• [PROBLEM TO SOLVE] Could you copy every line from the material below in which "this" appears?
------ INPUT MATERIAL ------
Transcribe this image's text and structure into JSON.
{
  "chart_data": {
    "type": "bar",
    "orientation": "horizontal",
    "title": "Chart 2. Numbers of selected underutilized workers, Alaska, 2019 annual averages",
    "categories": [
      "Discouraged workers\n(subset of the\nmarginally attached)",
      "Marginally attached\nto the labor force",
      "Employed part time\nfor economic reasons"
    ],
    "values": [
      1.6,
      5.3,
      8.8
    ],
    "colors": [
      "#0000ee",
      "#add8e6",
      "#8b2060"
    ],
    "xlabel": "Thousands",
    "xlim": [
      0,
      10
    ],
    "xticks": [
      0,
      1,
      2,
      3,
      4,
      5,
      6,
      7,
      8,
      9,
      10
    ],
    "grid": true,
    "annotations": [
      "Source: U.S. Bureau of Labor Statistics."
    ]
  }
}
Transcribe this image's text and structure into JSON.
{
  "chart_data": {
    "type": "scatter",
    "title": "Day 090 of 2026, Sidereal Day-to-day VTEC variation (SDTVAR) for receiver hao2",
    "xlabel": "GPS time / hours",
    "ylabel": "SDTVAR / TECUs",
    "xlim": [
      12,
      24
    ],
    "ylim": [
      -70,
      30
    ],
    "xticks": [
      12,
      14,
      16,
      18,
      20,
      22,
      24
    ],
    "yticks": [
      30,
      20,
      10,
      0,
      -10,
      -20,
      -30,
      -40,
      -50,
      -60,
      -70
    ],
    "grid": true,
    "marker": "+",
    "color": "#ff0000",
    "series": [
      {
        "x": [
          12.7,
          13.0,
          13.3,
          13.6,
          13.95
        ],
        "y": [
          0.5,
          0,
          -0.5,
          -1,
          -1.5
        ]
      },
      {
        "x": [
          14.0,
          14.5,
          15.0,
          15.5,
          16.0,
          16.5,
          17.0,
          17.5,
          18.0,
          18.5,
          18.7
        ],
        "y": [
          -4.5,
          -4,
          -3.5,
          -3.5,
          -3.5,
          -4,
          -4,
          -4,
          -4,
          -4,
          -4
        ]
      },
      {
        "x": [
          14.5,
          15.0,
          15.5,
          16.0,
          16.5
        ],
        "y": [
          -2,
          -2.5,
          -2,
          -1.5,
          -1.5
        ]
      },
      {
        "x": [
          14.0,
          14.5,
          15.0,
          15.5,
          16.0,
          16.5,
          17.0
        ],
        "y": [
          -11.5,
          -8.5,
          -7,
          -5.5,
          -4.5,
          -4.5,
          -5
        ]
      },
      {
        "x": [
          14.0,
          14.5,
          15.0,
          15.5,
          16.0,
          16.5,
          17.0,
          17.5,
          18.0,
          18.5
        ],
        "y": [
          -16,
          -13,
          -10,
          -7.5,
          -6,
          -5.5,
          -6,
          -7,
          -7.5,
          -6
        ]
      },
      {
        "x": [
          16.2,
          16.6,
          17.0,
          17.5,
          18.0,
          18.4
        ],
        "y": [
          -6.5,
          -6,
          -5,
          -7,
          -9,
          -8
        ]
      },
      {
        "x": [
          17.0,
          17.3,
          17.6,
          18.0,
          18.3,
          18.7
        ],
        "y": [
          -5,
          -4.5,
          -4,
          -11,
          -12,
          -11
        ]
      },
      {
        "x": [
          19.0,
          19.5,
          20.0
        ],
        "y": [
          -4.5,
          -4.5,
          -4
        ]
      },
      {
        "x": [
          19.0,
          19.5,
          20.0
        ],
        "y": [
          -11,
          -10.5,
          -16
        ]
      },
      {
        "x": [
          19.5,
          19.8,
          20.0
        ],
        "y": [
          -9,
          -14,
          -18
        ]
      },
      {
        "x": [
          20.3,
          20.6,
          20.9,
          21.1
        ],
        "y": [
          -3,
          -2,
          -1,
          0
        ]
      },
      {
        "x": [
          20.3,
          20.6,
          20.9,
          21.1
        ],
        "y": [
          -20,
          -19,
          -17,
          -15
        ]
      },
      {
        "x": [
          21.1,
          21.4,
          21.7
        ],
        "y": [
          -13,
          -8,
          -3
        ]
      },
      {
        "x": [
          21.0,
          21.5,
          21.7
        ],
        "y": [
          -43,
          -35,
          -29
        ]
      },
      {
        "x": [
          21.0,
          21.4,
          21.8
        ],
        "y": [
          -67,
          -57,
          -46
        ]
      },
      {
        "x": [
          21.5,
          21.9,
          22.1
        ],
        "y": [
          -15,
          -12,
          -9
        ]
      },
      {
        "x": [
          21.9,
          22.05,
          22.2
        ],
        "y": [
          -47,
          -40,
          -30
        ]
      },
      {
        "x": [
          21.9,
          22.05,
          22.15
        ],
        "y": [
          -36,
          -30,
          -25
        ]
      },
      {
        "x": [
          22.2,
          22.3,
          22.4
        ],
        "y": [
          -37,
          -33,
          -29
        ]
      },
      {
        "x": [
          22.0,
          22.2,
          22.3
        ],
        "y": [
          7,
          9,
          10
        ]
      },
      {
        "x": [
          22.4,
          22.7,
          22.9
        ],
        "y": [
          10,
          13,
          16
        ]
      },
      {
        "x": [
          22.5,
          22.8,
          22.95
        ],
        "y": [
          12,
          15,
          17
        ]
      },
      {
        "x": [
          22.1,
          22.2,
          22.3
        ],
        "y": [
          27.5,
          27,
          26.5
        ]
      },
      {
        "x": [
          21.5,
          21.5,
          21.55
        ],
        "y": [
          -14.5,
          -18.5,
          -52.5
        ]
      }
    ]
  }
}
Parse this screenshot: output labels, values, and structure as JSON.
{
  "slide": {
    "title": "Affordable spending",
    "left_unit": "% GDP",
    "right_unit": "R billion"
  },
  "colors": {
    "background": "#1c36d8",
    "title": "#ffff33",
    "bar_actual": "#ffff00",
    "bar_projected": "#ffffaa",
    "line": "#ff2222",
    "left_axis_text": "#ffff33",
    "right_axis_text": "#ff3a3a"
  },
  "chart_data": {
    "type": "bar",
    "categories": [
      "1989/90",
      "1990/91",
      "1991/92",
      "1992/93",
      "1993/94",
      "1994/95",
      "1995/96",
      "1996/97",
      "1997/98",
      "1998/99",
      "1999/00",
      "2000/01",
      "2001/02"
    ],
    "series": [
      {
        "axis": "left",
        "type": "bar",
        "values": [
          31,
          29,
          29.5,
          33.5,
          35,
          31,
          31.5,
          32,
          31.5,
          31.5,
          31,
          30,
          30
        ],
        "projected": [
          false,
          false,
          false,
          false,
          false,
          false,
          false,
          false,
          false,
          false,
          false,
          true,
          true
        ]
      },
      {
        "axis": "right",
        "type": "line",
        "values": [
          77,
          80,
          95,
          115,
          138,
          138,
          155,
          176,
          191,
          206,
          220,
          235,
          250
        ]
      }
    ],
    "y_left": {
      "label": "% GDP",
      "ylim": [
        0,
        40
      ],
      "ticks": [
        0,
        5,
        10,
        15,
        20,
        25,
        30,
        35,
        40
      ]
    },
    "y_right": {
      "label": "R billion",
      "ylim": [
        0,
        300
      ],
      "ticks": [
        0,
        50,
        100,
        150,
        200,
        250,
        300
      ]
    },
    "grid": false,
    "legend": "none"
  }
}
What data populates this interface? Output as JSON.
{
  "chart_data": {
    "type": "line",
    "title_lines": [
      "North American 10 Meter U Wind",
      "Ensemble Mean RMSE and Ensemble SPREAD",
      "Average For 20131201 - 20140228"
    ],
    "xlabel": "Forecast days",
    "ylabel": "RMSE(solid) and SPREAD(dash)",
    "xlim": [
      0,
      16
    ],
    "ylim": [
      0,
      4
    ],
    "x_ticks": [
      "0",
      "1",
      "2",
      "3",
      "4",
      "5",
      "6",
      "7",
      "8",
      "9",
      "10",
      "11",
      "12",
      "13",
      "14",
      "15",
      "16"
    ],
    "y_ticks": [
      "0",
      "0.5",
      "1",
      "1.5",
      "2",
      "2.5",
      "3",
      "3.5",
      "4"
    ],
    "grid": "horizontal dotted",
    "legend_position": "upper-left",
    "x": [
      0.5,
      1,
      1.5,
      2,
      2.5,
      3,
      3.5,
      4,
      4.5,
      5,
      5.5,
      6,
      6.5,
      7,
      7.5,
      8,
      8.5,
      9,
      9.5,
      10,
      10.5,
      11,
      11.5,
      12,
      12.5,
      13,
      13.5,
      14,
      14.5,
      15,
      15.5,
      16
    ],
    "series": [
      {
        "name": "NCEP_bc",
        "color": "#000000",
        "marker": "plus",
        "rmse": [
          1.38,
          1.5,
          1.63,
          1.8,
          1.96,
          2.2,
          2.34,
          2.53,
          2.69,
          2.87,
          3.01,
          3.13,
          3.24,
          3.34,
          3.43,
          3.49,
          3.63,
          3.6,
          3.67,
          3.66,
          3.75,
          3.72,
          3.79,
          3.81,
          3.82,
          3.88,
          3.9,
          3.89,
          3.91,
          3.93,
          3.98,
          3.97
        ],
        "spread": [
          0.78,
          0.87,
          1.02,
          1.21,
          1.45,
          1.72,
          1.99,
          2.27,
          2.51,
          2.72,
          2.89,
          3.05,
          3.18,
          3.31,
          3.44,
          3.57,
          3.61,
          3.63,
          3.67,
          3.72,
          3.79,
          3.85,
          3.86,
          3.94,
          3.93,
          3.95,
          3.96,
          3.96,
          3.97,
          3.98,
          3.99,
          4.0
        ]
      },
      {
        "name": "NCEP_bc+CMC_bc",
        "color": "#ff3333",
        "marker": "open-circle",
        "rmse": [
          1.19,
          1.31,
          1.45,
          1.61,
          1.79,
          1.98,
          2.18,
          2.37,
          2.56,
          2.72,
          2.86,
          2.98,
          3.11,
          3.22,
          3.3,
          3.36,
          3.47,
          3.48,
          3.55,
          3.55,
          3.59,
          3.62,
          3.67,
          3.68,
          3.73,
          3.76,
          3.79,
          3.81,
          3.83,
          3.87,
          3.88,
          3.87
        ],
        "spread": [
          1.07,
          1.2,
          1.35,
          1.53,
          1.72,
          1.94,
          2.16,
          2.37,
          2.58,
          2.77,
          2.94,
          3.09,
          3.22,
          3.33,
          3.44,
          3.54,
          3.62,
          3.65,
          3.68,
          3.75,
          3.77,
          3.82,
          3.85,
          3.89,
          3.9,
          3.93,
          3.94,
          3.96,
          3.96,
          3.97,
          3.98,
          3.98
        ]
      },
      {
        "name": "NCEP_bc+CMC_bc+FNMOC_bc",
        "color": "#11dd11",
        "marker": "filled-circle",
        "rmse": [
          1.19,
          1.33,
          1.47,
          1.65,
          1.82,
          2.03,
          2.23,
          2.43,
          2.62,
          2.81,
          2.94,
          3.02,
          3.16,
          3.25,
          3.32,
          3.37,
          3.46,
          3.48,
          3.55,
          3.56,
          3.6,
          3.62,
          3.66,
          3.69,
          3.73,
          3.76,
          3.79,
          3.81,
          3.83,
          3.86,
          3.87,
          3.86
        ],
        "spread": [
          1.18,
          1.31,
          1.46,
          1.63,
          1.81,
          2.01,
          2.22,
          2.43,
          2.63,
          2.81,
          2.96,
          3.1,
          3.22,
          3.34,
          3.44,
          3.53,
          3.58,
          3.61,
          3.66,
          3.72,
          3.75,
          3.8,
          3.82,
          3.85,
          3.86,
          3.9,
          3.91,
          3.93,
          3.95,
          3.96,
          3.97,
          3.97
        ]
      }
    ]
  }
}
------
• [OUTPUT BELOW]
Transcribe this image's text and structure into JSON.
Transcribe this image's text and structure into JSON.
Parse this screenshot: output labels, values, and structure as JSON.
What data populates this interface? Output as JSON.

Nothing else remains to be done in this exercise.